WHAT TO PRODUCE
Retype all of the listing exactly, passing over any picture you find.

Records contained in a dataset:
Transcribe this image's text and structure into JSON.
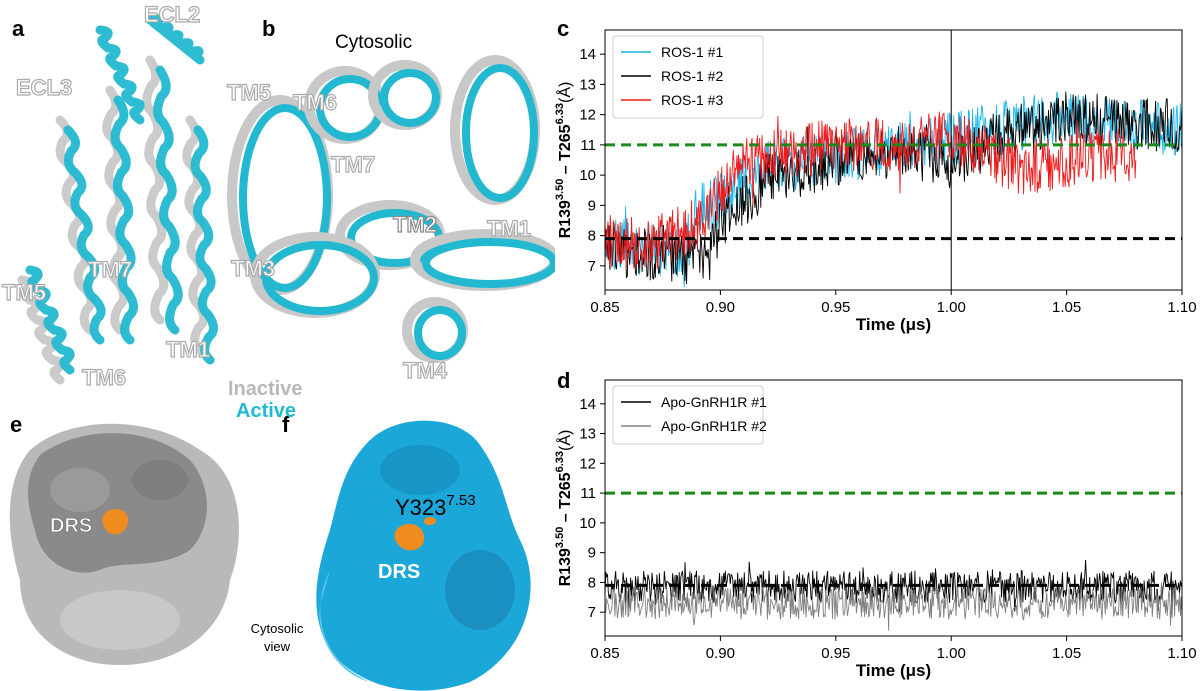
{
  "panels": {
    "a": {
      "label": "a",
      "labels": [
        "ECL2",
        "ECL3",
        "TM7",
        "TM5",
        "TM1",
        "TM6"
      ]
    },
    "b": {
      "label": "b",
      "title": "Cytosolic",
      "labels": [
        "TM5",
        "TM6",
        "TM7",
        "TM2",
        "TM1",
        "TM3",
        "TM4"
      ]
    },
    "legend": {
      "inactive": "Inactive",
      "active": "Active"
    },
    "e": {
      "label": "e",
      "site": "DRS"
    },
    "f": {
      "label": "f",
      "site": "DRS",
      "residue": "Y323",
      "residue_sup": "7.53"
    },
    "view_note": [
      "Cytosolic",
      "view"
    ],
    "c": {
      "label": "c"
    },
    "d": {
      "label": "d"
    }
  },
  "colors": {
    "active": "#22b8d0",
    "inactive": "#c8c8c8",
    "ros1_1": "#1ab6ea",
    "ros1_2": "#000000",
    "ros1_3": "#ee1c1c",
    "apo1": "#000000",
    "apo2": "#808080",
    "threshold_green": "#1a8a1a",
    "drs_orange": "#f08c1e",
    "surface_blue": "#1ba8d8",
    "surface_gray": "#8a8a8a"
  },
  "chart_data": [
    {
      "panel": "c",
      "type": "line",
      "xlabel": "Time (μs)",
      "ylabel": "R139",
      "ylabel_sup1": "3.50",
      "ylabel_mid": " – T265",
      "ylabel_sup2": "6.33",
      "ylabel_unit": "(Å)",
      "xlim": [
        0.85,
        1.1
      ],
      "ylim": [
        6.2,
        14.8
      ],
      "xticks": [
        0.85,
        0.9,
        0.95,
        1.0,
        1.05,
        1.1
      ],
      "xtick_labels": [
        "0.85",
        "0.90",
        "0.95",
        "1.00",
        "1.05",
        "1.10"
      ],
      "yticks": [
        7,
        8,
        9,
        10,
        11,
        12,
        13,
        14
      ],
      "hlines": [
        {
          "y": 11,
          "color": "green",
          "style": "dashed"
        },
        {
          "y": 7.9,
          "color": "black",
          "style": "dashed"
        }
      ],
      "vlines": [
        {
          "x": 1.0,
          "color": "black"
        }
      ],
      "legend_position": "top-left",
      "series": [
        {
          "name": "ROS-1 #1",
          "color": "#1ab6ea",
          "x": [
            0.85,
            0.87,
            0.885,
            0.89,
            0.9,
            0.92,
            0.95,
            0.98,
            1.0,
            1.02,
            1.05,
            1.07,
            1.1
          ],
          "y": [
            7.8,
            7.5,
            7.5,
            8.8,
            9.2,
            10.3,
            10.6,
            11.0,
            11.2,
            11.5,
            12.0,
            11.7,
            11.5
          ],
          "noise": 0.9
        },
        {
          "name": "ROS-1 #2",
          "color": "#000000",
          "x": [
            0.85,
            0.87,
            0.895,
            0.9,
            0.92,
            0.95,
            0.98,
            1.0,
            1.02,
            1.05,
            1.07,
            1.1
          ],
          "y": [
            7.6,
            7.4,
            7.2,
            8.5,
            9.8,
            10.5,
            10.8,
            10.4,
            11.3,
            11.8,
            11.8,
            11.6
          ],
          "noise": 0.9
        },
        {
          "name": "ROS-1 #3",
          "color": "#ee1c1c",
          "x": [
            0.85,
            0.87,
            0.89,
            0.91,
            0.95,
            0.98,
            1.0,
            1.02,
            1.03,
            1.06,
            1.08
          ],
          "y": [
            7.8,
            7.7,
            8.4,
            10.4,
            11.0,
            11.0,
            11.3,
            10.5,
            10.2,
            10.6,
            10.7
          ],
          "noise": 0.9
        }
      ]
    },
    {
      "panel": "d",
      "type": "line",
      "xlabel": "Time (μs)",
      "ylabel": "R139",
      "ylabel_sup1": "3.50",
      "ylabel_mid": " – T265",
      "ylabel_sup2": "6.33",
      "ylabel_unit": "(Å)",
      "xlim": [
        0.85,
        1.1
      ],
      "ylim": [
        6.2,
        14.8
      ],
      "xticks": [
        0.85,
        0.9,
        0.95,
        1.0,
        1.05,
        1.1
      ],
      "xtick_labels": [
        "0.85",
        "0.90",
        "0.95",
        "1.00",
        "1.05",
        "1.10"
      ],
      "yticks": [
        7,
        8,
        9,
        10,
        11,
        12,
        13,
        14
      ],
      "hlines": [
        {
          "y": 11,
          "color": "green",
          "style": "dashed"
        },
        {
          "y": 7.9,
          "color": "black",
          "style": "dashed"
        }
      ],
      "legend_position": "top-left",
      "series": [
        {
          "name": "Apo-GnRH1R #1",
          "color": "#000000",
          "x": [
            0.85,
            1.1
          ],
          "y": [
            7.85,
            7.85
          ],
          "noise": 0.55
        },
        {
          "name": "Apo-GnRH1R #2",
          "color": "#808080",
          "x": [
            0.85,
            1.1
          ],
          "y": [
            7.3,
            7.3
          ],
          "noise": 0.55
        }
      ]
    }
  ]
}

REPLY
Transcribe this image's text and structure into JSON.
{
  "panels": {
    "a": {
      "label": "a",
      "labels": [
        "ECL2",
        "ECL3",
        "TM7",
        "TM5",
        "TM1",
        "TM6"
      ]
    },
    "b": {
      "label": "b",
      "title": "Cytosolic",
      "labels": [
        "TM5",
        "TM6",
        "TM7",
        "TM2",
        "TM1",
        "TM3",
        "TM4"
      ]
    },
    "legend": {
      "inactive": "Inactive",
      "active": "Active"
    },
    "e": {
      "label": "e",
      "site": "DRS"
    },
    "f": {
      "label": "f",
      "site": "DRS",
      "residue": "Y323",
      "residue_sup": "7.53"
    },
    "view_note": [
      "Cytosolic",
      "view"
    ],
    "c": {
      "label": "c"
    },
    "d": {
      "label": "d"
    }
  },
  "colors": {
    "active": "#22b8d0",
    "inactive": "#c8c8c8",
    "ros1_1": "#1ab6ea",
    "ros1_2": "#000000",
    "ros1_3": "#ee1c1c",
    "apo1": "#000000",
    "apo2": "#808080",
    "threshold_green": "#1a8a1a",
    "drs_orange": "#f08c1e",
    "surface_blue": "#1ba8d8",
    "surface_gray": "#8a8a8a"
  },
  "chart_data": [
    {
      "panel": "c",
      "type": "line",
      "xlabel": "Time (μs)",
      "ylabel": "R139",
      "ylabel_sup1": "3.50",
      "ylabel_mid": " – T265",
      "ylabel_sup2": "6.33",
      "ylabel_unit": "(Å)",
      "xlim": [
        0.85,
        1.1
      ],
      "ylim": [
        6.2,
        14.8
      ],
      "xticks": [
        0.85,
        0.9,
        0.95,
        1.0,
        1.05,
        1.1
      ],
      "xtick_labels": [
        "0.85",
        "0.90",
        "0.95",
        "1.00",
        "1.05",
        "1.10"
      ],
      "yticks": [
        7,
        8,
        9,
        10,
        11,
        12,
        13,
        14
      ],
      "hlines": [
        {
          "y": 11,
          "color": "green",
          "style": "dashed"
        },
        {
          "y": 7.9,
          "color": "black",
          "style": "dashed"
        }
      ],
      "vlines": [
        {
          "x": 1.0,
          "color": "black"
        }
      ],
      "legend_position": "top-left",
      "series": [
        {
          "name": "ROS-1 #1",
          "color": "#1ab6ea",
          "x": [
            0.85,
            0.87,
            0.885,
            0.89,
            0.9,
            0.92,
            0.95,
            0.98,
            1.0,
            1.02,
            1.05,
            1.07,
            1.1
          ],
          "y": [
            7.8,
            7.5,
            7.5,
            8.8,
            9.2,
            10.3,
            10.6,
            11.0,
            11.2,
            11.5,
            12.0,
            11.7,
            11.5
          ],
          "noise": 0.9
        },
        {
          "name": "ROS-1 #2",
          "color": "#000000",
          "x": [
            0.85,
            0.87,
            0.895,
            0.9,
            0.92,
            0.95,
            0.98,
            1.0,
            1.02,
            1.05,
            1.07,
            1.1
          ],
          "y": [
            7.6,
            7.4,
            7.2,
            8.5,
            9.8,
            10.5,
            10.8,
            10.4,
            11.3,
            11.8,
            11.8,
            11.6
          ],
          "noise": 0.9
        },
        {
          "name": "ROS-1 #3",
          "color": "#ee1c1c",
          "x": [
            0.85,
            0.87,
            0.89,
            0.91,
            0.95,
            0.98,
            1.0,
            1.02,
            1.03,
            1.06,
            1.08
          ],
          "y": [
            7.8,
            7.7,
            8.4,
            10.4,
            11.0,
            11.0,
            11.3,
            10.5,
            10.2,
            10.6,
            10.7
          ],
          "noise": 0.9
        }
      ]
    },
    {
      "panel": "d",
      "type": "line",
      "xlabel": "Time (μs)",
      "ylabel": "R139",
      "ylabel_sup1": "3.50",
      "ylabel_mid": " – T265",
      "ylabel_sup2": "6.33",
      "ylabel_unit": "(Å)",
      "xlim": [
        0.85,
        1.1
      ],
      "ylim": [
        6.2,
        14.8
      ],
      "xticks": [
        0.85,
        0.9,
        0.95,
        1.0,
        1.05,
        1.1
      ],
      "xtick_labels": [
        "0.85",
        "0.90",
        "0.95",
        "1.00",
        "1.05",
        "1.10"
      ],
      "yticks": [
        7,
        8,
        9,
        10,
        11,
        12,
        13,
        14
      ],
      "hlines": [
        {
          "y": 11,
          "color": "green",
          "style": "dashed"
        },
        {
          "y": 7.9,
          "color": "black",
          "style": "dashed"
        }
      ],
      "legend_position": "top-left",
      "series": [
        {
          "name": "Apo-GnRH1R #1",
          "color": "#000000",
          "x": [
            0.85,
            1.1
          ],
          "y": [
            7.85,
            7.85
          ],
          "noise": 0.55
        },
        {
          "name": "Apo-GnRH1R #2",
          "color": "#808080",
          "x": [
            0.85,
            1.1
          ],
          "y": [
            7.3,
            7.3
          ],
          "noise": 0.55
        }
      ]
    }
  ]
}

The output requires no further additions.